[Opening Study material section]

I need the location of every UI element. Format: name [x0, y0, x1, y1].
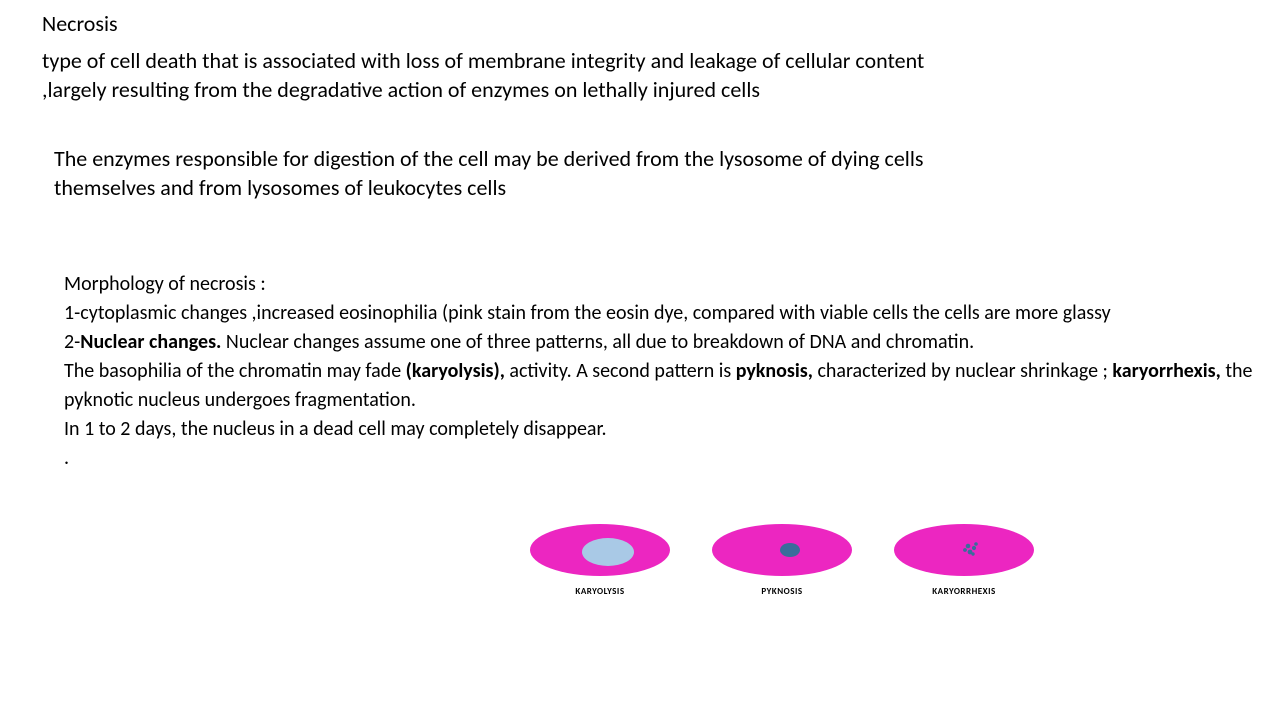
pyknosis-nucleus — [780, 543, 800, 557]
morphology-nuclear-line: 2-Nuclear changes. Nuclear changes assum… — [64, 328, 1264, 357]
karyorrhexis-label: KARYORRHEXIS — [932, 586, 996, 597]
pyknosis-label: PYKNOSIS — [761, 586, 802, 597]
morphology-dot: . — [64, 444, 1264, 473]
pyknosis-cell: PYKNOSIS — [712, 522, 852, 597]
morphology-block: Morphology of necrosis : 1-cytoplasmic c… — [64, 270, 1264, 473]
enzymes-paragraph: The enzymes responsible for digestion of… — [54, 144, 954, 202]
karyorrhexis-svg — [894, 522, 1034, 578]
morphology-patterns-line: The basophilia of the chromatin may fade… — [64, 357, 1264, 415]
karyorrhexis-cell: KARYORRHEXIS — [894, 522, 1034, 597]
morphology-cytoplasmic: 1-cytoplasmic changes ,increased eosinop… — [64, 299, 1264, 328]
nuclear-bold: Nuclear changes. — [80, 330, 221, 354]
nuclear-prefix: 2- — [64, 330, 80, 354]
page-title: Necrosis — [42, 10, 118, 37]
karyolysis-cell: KARYOLYSIS — [530, 522, 670, 597]
pyknosis-svg — [712, 522, 852, 578]
karyolysis-nucleus — [582, 538, 634, 566]
karyolysis-term: (karyolysis), — [406, 359, 505, 383]
nuclear-rest: Nuclear changes assume one of three patt… — [221, 330, 974, 354]
karyorrhexis-term: karyorrhexis, — [1112, 359, 1220, 383]
cell-diagram-row: KARYOLYSIS PYKNOSIS KARYORRHEXIS — [530, 522, 1034, 597]
pyknosis-term: pyknosis, — [736, 359, 813, 383]
karyolysis-svg — [530, 522, 670, 578]
pattern-a: The basophilia of the chromatin may fade — [64, 359, 406, 383]
pattern-c: characterized by nuclear shrinkage ; — [813, 359, 1113, 383]
morphology-heading: Morphology of necrosis : — [64, 270, 1264, 299]
karyolysis-label: KARYOLYSIS — [575, 586, 624, 597]
pattern-b: activity. A second pattern is — [505, 359, 736, 383]
morphology-final: In 1 to 2 days, the nucleus in a dead ce… — [64, 415, 1264, 444]
definition-paragraph: type of cell death that is associated wi… — [42, 46, 962, 104]
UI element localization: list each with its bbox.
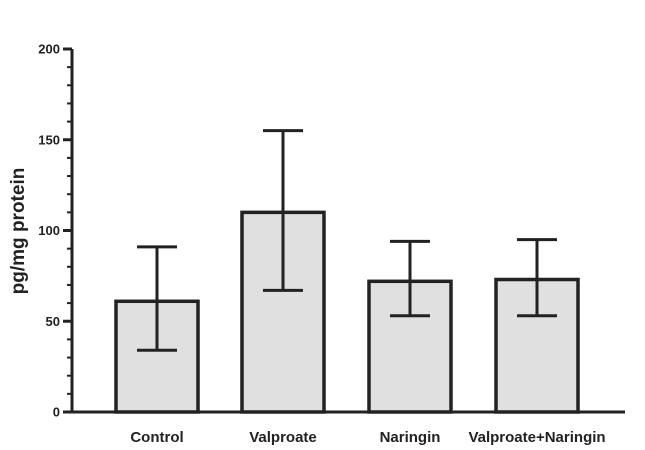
- x-tick-label: Naringin: [380, 429, 441, 446]
- bar-valproate-naringin: [494, 277, 580, 414]
- x-tick-label: Valproate+Naringin: [468, 429, 605, 446]
- y-tick-label: 100: [38, 223, 60, 238]
- y-axis-title: pg/mg protein: [8, 168, 29, 295]
- plot-area: 0 50 100 150 200 Control Valproate Naringin Valp…: [38, 42, 625, 446]
- x-tick-label: Control: [130, 429, 183, 446]
- y-tick-label: 50: [46, 314, 60, 329]
- x-tick-label: Valproate: [249, 429, 317, 446]
- y-tick-label: 200: [38, 42, 60, 57]
- y-tick-label: 150: [38, 132, 60, 147]
- y-tick-label: 0: [53, 405, 60, 420]
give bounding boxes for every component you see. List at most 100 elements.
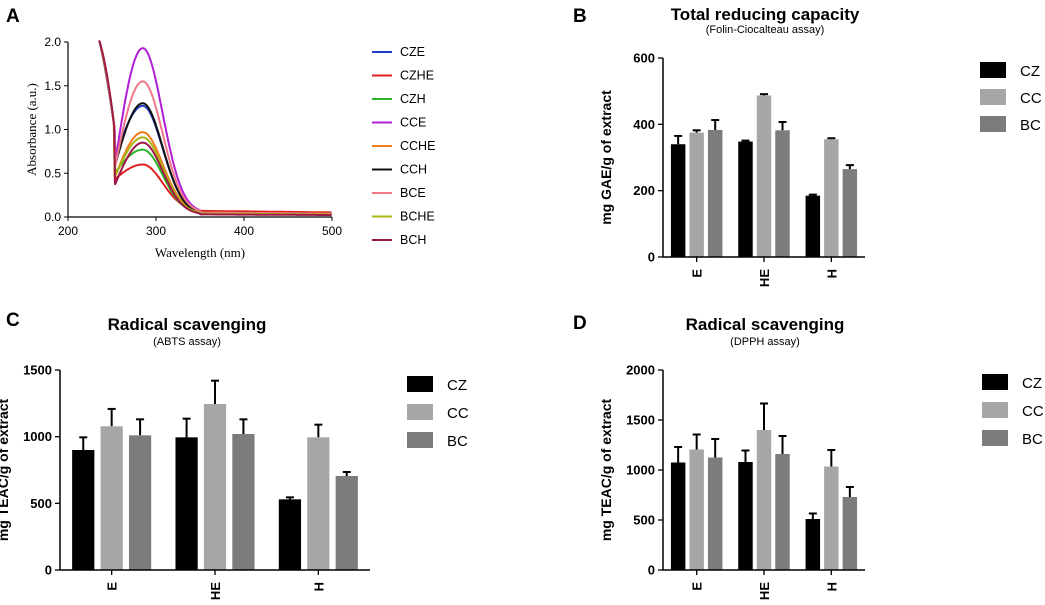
chart-title: Total reducing capacity (671, 5, 860, 24)
y-tick-label: 0 (45, 563, 52, 578)
legend-swatch-cc (982, 402, 1008, 418)
y-tick-label: 200 (633, 183, 655, 198)
y-axis-label: Absorbance (a.u.) (24, 83, 39, 176)
bar-cc-h (824, 139, 838, 257)
bar-bc-h (843, 169, 857, 257)
legend-label-bche: BCHE (400, 210, 435, 224)
x-tick-label-he: HE (208, 582, 223, 600)
bar-cz-he (738, 462, 752, 570)
y-tick-label: 500 (633, 513, 655, 528)
legend-label-cc: CC (447, 405, 469, 422)
x-tick-label: 300 (146, 224, 166, 238)
y-axis-label: mg TEAC/g of extract (598, 398, 614, 541)
series-line-cze (100, 42, 332, 214)
y-tick-label: 1500 (626, 413, 655, 428)
y-tick-label: 1000 (23, 429, 52, 444)
bar-bc-he (775, 130, 789, 257)
y-tick-label: 1000 (626, 463, 655, 478)
y-tick-label: 2000 (626, 363, 655, 378)
line-chart-absorbance: 0.0 0.5 1.0 1.5 2.0 200 300 400 500 Wavelength (n… (0, 0, 460, 300)
bar-cc-e (689, 133, 703, 257)
series-line-cce (100, 42, 332, 214)
x-tick-label: 400 (234, 224, 254, 238)
y-tick-label: 1.5 (44, 79, 61, 93)
legend-label-bch: BCH (400, 233, 426, 247)
legend-swatch-cc (407, 404, 433, 420)
legend-label-cz: CZ (1020, 63, 1040, 80)
bar-chart-total-reducing: Total reducing capacity(Folin-Ciocalteau… (565, 0, 1045, 300)
y-tick-label: 1500 (23, 363, 52, 378)
bar-cc-e (101, 426, 123, 570)
legend-label-cch: CCH (400, 163, 427, 177)
x-tick-label-he: HE (757, 269, 772, 287)
bar-cz-he (175, 437, 197, 570)
x-tick-label-e: E (690, 269, 705, 278)
legend-label-cche: CCHE (400, 139, 435, 153)
bar-cc-he (757, 430, 771, 570)
bar-cc-e (689, 450, 703, 571)
chart-subtitle: (DPPH assay) (730, 336, 800, 348)
y-tick-label: 600 (633, 51, 655, 66)
legend-swatch-bc (982, 430, 1008, 446)
series-line-czh (99, 41, 331, 215)
y-tick-label: 2.0 (44, 35, 61, 49)
bar-cc-he (757, 95, 771, 257)
x-axis-label: Wavelength (nm) (155, 245, 245, 260)
y-tick-label: 0 (648, 250, 655, 265)
bar-cz-e (671, 463, 685, 571)
legend-label-bc: BC (447, 433, 468, 450)
bar-bc-he (232, 434, 254, 570)
y-tick-label: 500 (30, 496, 52, 511)
series-line-bche (100, 42, 331, 214)
bar-bc-e (708, 130, 722, 257)
bar-bc-e (129, 435, 151, 570)
bar-cz-h (806, 196, 820, 257)
chart-subtitle: (ABTS assay) (153, 336, 221, 348)
legend-swatch-cz (982, 374, 1008, 390)
chart-title: Radical scavenging (108, 315, 267, 334)
bar-cz-e (671, 144, 685, 257)
bar-chart-dpph: Radical scavenging (DPPH assay) E HE H 0 500 10… (565, 305, 1045, 605)
series-line-bch (99, 40, 331, 215)
legend-label-cz: CZ (1022, 375, 1042, 392)
y-axis-label: mg TEAC/g of extract (0, 398, 11, 541)
x-tick-label: 200 (58, 224, 78, 238)
bar-cz-he (738, 142, 752, 257)
x-tick-label-h: H (824, 269, 839, 278)
x-tick-label-h: H (311, 582, 326, 591)
x-tick-label-e: E (690, 582, 705, 591)
bar-cz-e (72, 450, 94, 570)
legend-label-bce: BCE (400, 186, 426, 200)
legend-swatch-cc (980, 89, 1006, 105)
legend-swatch-cz (407, 376, 433, 392)
legend-label-czh: CZH (400, 92, 426, 106)
legend-swatch-cz (980, 62, 1006, 78)
series-line-bce (100, 41, 332, 213)
chart-title: Radical scavenging (686, 315, 845, 334)
chart-subtitle: (Folin-Ciocalteau assay) (706, 24, 825, 36)
x-tick-label-he: HE (757, 582, 772, 600)
bar-cc-h (307, 437, 329, 570)
series-line-cche (100, 43, 331, 214)
bar-chart-abts: Radical scavenging (ABTS assay) E HE H 0 500 10… (0, 305, 520, 605)
bar-cc-he (204, 404, 226, 570)
legend-label-bc: BC (1020, 117, 1041, 134)
y-tick-label: 400 (633, 117, 655, 132)
legend-label-cce: CCE (400, 116, 426, 130)
y-tick-label: 0.5 (44, 166, 61, 180)
legend-label-bc: BC (1022, 431, 1043, 448)
x-tick-label-h: H (824, 582, 839, 591)
series-line-cch (100, 44, 332, 215)
bar-bc-e (708, 458, 722, 571)
y-axis-label: mg GAE/g of extract (598, 90, 614, 225)
series-line-czhe (100, 43, 332, 212)
bar-cc-h (824, 467, 838, 571)
y-tick-label: 1.0 (44, 123, 61, 137)
y-tick-label: 0.0 (44, 210, 61, 224)
legend-swatch-bc (980, 116, 1006, 132)
bar-bc-h (336, 476, 358, 570)
bar-bc-h (843, 497, 857, 570)
legend-label-czhe: CZHE (400, 69, 434, 83)
bar-cz-h (806, 519, 820, 570)
legend-label-cc: CC (1022, 403, 1044, 420)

[Closing Study material section]

_What you will do_.
Go through the records and show every line with the string "series" in it.

_Reply to the task_.
series-line-cze (100, 42, 332, 214)
series-line-cce (100, 42, 332, 214)
series-line-czh (99, 41, 331, 215)
series-line-bche (100, 42, 331, 214)
series-line-bch (99, 40, 331, 215)
series-line-bce (100, 41, 332, 213)
series-line-cche (100, 43, 331, 214)
series-line-cch (100, 44, 332, 215)
series-line-czhe (100, 43, 332, 212)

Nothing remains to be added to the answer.